## Stated goal:
Return every record exactly as written.

## Given data:

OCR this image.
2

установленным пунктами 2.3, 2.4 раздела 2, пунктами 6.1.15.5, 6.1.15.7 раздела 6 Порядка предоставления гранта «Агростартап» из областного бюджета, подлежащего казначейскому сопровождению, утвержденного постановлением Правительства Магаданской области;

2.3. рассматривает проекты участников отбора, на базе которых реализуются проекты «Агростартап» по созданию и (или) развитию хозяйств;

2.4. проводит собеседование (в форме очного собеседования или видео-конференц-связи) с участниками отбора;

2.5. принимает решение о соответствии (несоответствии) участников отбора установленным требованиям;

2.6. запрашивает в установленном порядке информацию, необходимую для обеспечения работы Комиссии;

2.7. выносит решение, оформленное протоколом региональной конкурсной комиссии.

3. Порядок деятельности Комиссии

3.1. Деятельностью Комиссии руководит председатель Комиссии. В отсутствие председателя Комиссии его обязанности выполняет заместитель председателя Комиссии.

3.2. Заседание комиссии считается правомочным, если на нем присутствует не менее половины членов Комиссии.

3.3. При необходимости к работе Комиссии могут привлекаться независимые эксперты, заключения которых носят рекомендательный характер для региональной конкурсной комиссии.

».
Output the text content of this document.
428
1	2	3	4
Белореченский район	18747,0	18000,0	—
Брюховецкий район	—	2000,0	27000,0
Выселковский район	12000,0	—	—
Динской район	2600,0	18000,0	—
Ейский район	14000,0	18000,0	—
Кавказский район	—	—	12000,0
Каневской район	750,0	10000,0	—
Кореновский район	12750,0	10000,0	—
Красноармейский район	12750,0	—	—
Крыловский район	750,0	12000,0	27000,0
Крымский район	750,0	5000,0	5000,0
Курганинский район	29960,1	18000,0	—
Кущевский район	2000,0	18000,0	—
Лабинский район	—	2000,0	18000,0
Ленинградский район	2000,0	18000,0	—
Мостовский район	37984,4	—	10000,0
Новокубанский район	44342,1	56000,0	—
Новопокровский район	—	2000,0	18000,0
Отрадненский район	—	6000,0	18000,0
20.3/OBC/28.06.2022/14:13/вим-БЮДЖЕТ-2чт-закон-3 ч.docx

## Response below:
OCR this image.
2

установленным пунктами 2.3, 2.4 раздела 2, пунктами 6.1.15.5, 6.1.15.7 раздела 6 Порядка предоставления гранта «Агростартап» из областного бюджета, подлежащего казначейскому сопровождению, утвержденного постановлением Правительства Магаданской области;

2.3. рассматривает проекты участников отбора, на базе которых реализуются проекты «Агростартап» по созданию и (или) развитию хозяйств;

2.4. проводит собеседование (в форме очного собеседования или видео-конференц-связи) с участниками отбора;

2.5. принимает решение о соответствии (несоответствии) участников отбора установленным требованиям;

2.6. запрашивает в установленном порядке информацию, необходимую для обеспечения работы Комиссии;

2.7. выносит решение, оформленное протоколом региональной конкурсной комиссии.

3. Порядок деятельности Комиссии

3.1. Деятельностью Комиссии руководит председатель Комиссии. В отсутствие председателя Комиссии его обязанности выполняет заместитель председателя Комиссии.

3.2. Заседание комиссии считается правомочным, если на нем присутствует не менее половины членов Комиссии.

3.3. При необходимости к работе Комиссии могут привлекаться независимые эксперты, заключения которых носят рекомендательный характер для региональной конкурсной комиссии.

».
Output the text content of this document.
428
1	2	3	4
Белореченский район	18747,0	18000,0	—
Брюховецкий район	—	2000,0	27000,0
Выселковский район	12000,0	—	—
Динской район	2600,0	18000,0	—
Ейский район	14000,0	18000,0	—
Кавказский район	—	—	12000,0
Каневской район	750,0	10000,0	—
Кореновский район	12750,0	10000,0	—
Красноармейский район	12750,0	—	—
Крыловский район	750,0	12000,0	27000,0
Крымский район	750,0	5000,0	5000,0
Курганинский район	29960,1	18000,0	—
Кущевский район	2000,0	18000,0	—
Лабинский район	—	2000,0	18000,0
Ленинградский район	2000,0	18000,0	—
Мостовский район	37984,4	—	10000,0
Новокубанский район	44342,1	56000,0	—
Новопокровский район	—	2000,0	18000,0
Отрадненский район	—	6000,0	18000,0
20.3/OBC/28.06.2022/14:13/вим-БЮДЖЕТ-2чт-закон-3 ч.docx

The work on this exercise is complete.